==== INFORMATION SHOWN

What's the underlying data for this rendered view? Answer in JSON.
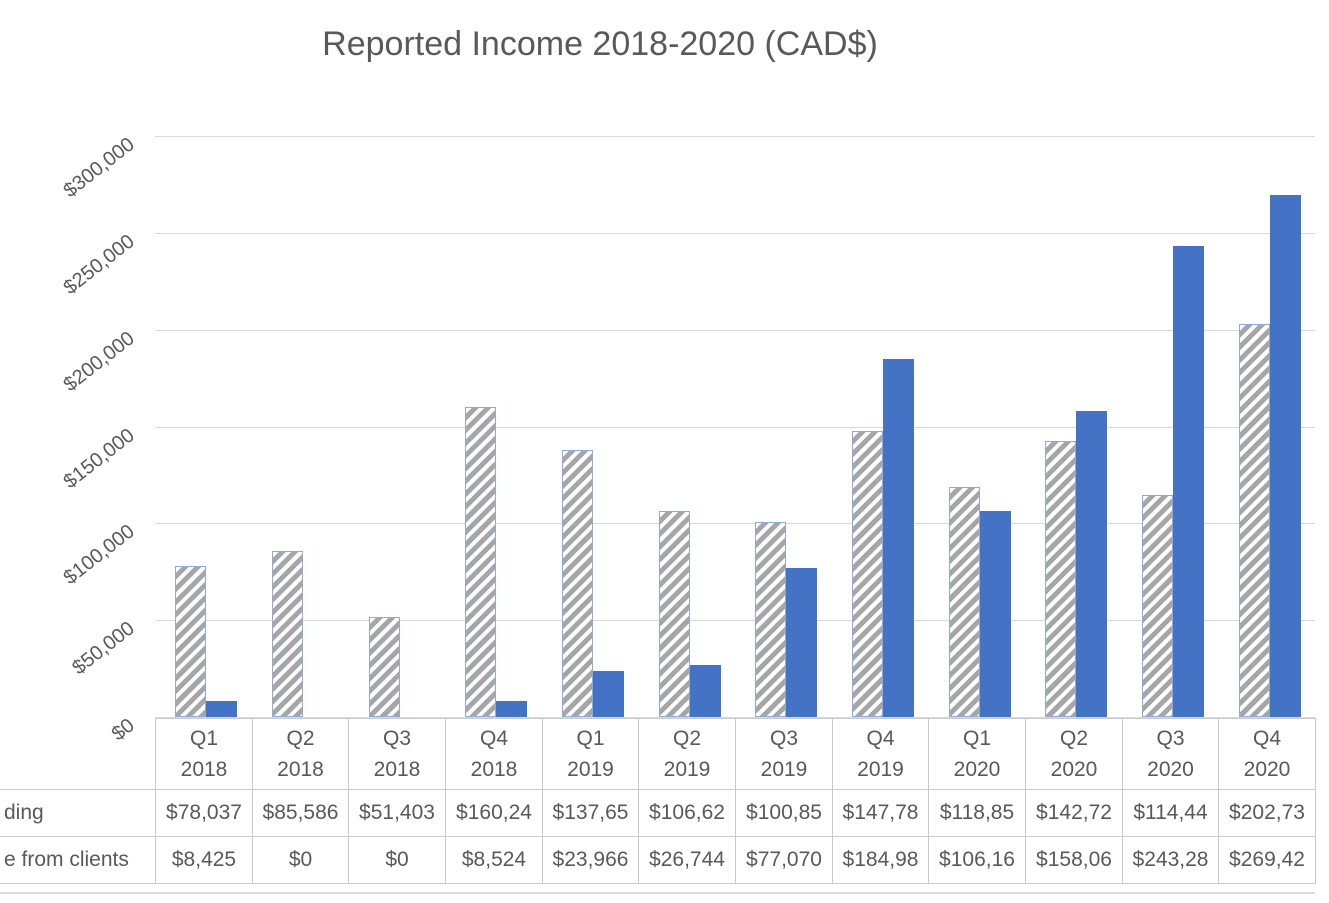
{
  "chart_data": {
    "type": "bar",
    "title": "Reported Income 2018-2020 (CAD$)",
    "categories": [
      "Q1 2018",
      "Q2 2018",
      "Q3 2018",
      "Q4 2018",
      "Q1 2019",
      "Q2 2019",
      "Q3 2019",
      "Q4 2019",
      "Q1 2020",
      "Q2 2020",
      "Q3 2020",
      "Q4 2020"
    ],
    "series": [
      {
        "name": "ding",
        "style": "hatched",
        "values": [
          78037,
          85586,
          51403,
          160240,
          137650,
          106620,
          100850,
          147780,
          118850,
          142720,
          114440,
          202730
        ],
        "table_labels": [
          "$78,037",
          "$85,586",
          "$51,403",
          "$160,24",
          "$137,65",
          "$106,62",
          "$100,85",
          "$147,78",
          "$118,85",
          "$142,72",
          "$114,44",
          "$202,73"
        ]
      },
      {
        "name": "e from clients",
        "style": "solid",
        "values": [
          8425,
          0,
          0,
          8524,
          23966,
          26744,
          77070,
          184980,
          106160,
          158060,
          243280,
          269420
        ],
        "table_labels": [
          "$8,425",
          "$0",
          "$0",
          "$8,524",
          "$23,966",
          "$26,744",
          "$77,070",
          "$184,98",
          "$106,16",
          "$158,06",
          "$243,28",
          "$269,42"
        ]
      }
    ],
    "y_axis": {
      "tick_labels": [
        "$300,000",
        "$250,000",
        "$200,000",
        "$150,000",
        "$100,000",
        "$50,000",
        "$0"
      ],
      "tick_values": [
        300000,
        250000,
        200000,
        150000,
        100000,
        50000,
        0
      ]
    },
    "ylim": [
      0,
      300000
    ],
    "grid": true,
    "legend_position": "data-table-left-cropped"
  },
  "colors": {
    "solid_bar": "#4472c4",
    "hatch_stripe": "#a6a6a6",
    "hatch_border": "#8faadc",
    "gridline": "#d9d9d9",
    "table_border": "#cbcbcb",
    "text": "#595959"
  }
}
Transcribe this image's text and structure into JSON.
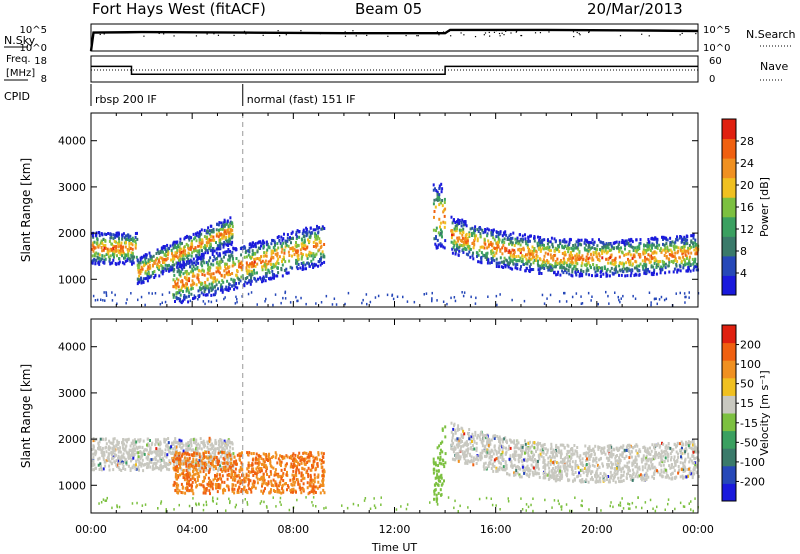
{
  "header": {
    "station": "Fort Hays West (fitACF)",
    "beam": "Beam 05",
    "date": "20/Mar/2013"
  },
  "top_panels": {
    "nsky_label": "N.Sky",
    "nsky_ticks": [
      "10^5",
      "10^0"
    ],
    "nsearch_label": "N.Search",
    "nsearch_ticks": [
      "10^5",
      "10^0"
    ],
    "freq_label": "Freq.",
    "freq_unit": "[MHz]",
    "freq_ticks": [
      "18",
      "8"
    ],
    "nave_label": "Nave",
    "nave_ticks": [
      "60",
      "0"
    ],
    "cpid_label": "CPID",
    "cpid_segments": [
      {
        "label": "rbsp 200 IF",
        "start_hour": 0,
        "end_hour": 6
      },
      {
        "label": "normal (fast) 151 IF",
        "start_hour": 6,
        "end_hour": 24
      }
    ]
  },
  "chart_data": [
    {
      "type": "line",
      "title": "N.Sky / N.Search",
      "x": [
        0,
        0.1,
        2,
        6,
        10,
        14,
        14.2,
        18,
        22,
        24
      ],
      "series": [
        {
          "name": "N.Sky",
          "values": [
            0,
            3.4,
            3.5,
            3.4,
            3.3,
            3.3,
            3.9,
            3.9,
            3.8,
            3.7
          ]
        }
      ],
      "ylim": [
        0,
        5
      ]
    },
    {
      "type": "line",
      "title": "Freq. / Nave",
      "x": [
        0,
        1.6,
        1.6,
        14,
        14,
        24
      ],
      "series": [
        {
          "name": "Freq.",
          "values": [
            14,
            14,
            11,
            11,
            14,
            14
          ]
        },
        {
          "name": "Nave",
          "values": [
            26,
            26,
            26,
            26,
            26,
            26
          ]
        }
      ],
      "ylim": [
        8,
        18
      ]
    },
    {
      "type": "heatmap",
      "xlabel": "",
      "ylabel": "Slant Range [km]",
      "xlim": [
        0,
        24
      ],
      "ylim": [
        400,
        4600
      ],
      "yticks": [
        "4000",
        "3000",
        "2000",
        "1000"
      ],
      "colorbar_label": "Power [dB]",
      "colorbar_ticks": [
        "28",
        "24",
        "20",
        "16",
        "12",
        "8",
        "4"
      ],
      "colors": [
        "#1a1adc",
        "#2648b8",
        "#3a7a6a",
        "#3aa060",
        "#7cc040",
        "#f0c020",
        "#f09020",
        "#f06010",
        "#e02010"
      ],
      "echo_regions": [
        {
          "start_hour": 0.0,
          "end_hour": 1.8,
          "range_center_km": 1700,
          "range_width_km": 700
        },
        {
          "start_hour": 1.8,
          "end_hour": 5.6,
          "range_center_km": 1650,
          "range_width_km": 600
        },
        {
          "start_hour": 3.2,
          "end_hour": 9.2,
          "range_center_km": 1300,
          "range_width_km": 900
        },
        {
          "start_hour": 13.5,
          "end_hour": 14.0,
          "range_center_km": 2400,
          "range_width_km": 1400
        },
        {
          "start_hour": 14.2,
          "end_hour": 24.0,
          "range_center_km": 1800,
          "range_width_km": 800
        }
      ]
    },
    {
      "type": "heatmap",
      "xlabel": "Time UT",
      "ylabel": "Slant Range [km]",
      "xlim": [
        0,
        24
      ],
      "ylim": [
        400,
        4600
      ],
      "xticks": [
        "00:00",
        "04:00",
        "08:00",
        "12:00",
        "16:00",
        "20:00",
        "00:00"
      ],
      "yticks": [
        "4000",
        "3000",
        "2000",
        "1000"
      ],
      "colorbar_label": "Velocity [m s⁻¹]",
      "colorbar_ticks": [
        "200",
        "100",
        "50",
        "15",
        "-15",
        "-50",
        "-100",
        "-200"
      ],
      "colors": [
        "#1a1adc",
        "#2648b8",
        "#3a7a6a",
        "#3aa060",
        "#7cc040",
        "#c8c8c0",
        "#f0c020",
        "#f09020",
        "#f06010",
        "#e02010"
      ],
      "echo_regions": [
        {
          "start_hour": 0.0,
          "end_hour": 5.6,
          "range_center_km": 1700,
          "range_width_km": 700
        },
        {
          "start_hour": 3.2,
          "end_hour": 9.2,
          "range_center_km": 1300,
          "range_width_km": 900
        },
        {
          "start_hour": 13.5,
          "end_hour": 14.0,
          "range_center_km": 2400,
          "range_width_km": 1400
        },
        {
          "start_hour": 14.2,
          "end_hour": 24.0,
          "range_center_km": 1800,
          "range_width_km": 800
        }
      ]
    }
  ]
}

========
==== INFORMATION SHOWN

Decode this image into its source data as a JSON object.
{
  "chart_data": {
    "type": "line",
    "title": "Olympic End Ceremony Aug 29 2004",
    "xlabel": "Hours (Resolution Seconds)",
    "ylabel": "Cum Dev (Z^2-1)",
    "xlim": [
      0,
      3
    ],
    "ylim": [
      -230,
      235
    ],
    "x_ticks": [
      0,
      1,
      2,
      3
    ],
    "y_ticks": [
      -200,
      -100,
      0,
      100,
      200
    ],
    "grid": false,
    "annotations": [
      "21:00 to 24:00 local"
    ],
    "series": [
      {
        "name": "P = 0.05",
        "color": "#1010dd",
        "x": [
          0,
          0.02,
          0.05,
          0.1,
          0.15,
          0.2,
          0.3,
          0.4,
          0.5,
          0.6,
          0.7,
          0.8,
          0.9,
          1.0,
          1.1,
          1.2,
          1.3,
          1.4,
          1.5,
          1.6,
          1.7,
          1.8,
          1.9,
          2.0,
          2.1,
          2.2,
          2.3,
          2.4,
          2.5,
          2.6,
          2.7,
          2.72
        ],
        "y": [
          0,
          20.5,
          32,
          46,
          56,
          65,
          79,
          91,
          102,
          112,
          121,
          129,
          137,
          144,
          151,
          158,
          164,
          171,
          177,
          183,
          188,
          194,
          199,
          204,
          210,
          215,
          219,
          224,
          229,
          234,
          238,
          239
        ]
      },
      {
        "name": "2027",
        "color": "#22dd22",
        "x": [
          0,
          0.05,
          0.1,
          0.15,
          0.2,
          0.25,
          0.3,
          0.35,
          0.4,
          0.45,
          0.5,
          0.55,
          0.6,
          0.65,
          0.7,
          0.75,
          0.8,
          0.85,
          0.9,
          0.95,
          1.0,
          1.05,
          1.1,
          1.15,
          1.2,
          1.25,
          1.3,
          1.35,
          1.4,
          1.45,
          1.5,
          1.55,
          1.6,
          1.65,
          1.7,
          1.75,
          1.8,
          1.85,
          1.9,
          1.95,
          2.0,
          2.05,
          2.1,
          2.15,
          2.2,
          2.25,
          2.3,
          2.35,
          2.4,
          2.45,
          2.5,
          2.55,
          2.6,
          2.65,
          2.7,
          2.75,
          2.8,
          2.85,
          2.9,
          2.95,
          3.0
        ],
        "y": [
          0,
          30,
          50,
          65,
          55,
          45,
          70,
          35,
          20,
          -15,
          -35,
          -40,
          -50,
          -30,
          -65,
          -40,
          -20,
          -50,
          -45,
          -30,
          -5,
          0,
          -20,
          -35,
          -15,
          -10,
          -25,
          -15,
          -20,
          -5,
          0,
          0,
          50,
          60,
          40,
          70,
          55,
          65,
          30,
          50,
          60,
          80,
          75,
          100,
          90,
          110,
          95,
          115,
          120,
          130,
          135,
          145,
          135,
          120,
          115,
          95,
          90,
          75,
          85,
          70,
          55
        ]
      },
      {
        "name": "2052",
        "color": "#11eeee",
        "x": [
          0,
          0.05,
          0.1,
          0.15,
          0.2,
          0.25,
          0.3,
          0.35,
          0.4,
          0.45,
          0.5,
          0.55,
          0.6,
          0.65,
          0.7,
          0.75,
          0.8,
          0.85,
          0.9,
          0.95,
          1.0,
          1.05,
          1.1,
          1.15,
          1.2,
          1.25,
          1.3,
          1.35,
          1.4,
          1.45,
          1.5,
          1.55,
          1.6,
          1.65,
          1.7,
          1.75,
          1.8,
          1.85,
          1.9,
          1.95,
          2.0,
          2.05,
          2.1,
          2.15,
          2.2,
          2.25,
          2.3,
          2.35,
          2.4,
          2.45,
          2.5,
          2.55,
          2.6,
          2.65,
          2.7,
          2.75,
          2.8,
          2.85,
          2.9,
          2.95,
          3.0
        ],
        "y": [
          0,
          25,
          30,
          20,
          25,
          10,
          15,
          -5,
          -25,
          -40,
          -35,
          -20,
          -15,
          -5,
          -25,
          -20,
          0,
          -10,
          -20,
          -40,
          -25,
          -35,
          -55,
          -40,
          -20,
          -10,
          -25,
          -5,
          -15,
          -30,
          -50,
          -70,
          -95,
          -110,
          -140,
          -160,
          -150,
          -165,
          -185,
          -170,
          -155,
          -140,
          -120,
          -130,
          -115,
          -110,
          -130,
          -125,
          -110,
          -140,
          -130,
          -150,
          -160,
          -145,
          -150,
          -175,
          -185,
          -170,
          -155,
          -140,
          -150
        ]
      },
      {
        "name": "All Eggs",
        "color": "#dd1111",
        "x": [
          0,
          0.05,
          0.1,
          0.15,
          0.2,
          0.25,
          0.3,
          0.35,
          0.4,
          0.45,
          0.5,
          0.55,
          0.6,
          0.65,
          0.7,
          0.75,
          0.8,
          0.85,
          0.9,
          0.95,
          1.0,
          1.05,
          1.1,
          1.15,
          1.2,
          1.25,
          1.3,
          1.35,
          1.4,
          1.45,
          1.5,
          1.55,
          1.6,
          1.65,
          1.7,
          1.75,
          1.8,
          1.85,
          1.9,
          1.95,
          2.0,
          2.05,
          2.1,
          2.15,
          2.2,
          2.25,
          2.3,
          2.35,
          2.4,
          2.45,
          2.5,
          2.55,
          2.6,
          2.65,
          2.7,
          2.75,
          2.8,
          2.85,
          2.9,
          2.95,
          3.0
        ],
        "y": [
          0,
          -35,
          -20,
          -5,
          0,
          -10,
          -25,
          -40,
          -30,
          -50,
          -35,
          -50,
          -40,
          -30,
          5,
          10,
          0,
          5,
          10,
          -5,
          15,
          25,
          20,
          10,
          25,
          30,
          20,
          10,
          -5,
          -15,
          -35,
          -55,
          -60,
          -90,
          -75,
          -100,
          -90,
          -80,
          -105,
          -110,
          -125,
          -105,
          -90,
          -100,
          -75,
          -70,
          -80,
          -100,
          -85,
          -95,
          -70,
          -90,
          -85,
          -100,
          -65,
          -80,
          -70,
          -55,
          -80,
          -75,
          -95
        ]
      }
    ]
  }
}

========

THE PROBLEM:
Show every line from the entries above in which "title" appears.

WRITTEN RESPONSE:
    "title": "Reported Income 2018-2020 (CAD$)",
      "title": "N.Sky / N.Search",
      "title": "Freq. / Nave",
    "title": "Olympic End Ceremony Aug 29 2004",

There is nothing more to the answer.